>> begin

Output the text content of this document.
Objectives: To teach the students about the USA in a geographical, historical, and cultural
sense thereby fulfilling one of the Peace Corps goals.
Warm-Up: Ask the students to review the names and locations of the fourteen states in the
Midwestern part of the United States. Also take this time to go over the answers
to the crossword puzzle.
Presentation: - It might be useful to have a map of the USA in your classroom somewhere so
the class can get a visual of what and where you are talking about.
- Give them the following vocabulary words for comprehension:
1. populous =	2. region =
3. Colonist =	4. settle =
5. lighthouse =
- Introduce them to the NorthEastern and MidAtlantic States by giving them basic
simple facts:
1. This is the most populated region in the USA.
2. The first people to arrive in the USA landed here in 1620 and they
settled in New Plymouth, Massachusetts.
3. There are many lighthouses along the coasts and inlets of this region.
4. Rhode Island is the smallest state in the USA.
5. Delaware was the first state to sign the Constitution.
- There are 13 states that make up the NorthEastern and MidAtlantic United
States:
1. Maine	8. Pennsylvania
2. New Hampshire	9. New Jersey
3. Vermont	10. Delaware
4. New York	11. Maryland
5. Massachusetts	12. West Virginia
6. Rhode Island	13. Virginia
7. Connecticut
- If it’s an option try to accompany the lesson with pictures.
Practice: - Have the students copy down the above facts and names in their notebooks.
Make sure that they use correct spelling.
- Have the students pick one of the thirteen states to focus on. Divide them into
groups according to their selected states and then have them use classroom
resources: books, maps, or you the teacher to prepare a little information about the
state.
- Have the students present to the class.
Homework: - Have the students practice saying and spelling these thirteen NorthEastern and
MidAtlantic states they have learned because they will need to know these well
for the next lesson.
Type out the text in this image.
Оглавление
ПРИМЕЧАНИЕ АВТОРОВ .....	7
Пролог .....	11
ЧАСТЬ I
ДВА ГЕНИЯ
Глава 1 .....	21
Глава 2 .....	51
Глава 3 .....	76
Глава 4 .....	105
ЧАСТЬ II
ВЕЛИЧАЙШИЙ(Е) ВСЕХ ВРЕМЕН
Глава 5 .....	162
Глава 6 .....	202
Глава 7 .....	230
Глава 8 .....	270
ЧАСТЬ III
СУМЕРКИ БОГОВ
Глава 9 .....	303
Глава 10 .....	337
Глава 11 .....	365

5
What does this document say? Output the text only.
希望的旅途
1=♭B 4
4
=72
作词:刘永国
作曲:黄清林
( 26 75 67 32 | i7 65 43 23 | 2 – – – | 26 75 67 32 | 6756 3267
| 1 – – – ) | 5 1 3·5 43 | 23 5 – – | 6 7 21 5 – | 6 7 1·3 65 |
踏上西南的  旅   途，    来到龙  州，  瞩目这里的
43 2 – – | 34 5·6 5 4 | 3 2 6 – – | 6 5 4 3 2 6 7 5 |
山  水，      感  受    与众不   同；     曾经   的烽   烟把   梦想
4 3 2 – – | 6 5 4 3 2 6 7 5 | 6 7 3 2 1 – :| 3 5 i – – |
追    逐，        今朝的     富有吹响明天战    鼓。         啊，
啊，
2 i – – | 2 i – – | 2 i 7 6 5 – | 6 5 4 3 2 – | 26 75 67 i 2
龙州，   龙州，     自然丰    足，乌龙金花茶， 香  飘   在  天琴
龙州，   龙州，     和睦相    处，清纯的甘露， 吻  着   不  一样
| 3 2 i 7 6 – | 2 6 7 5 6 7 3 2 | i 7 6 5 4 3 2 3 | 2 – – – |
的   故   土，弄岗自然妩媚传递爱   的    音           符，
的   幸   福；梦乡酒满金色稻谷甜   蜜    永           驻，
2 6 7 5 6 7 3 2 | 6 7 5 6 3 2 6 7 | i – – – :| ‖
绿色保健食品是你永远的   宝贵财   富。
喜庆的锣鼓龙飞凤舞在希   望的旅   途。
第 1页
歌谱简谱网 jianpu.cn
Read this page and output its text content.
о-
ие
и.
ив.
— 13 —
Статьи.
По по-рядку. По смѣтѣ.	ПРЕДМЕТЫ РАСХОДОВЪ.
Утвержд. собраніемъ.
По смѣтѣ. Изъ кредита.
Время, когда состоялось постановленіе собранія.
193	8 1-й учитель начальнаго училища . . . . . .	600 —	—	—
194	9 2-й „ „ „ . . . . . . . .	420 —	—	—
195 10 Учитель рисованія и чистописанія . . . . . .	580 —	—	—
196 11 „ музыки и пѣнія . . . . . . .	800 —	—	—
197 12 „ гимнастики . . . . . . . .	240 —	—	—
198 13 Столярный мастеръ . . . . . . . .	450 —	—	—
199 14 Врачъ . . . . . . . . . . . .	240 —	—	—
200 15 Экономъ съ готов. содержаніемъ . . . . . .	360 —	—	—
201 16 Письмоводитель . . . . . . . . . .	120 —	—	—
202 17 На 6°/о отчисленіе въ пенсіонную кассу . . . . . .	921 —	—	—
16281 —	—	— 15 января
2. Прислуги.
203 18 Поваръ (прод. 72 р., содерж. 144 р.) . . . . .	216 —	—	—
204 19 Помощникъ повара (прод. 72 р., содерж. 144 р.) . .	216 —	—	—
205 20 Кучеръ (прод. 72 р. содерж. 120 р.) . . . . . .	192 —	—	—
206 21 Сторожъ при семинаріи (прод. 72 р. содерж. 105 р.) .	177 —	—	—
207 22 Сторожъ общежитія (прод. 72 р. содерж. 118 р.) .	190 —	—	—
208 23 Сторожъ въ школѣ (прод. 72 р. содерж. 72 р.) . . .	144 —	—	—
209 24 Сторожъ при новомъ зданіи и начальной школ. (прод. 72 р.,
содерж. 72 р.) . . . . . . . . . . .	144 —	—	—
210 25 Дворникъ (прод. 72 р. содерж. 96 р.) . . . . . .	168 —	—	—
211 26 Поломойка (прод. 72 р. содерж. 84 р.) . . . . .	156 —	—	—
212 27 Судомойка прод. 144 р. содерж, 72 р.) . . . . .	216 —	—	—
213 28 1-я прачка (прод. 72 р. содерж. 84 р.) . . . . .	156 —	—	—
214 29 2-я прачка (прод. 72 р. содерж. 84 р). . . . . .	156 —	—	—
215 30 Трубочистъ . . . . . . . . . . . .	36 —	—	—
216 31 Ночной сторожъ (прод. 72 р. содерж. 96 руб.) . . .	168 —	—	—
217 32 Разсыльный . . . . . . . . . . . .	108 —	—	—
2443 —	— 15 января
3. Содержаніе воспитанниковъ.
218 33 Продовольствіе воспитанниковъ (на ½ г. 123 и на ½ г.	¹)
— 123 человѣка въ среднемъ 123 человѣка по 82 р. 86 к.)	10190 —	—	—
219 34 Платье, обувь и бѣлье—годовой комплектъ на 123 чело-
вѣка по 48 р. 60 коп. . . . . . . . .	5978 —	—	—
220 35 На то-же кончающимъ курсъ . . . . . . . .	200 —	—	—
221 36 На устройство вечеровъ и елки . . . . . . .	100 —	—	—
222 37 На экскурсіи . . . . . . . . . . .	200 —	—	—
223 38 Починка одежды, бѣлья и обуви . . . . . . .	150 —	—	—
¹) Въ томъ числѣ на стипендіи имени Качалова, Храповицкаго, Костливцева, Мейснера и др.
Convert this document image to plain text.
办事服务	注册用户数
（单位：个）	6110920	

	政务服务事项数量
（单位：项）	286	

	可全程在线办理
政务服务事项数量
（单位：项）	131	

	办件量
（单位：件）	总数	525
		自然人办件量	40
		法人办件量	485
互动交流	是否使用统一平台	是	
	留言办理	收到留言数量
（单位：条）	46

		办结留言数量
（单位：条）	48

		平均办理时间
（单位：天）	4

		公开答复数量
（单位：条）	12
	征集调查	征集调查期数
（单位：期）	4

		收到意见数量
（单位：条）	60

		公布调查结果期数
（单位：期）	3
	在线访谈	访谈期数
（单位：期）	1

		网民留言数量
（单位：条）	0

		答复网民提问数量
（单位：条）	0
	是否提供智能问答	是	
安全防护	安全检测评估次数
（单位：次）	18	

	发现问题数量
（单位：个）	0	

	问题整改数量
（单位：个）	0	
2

>> end

**The task:**
Of all the lines above, how many contain the word "classroom"? Answer with only the number.

**Exercise response:**
2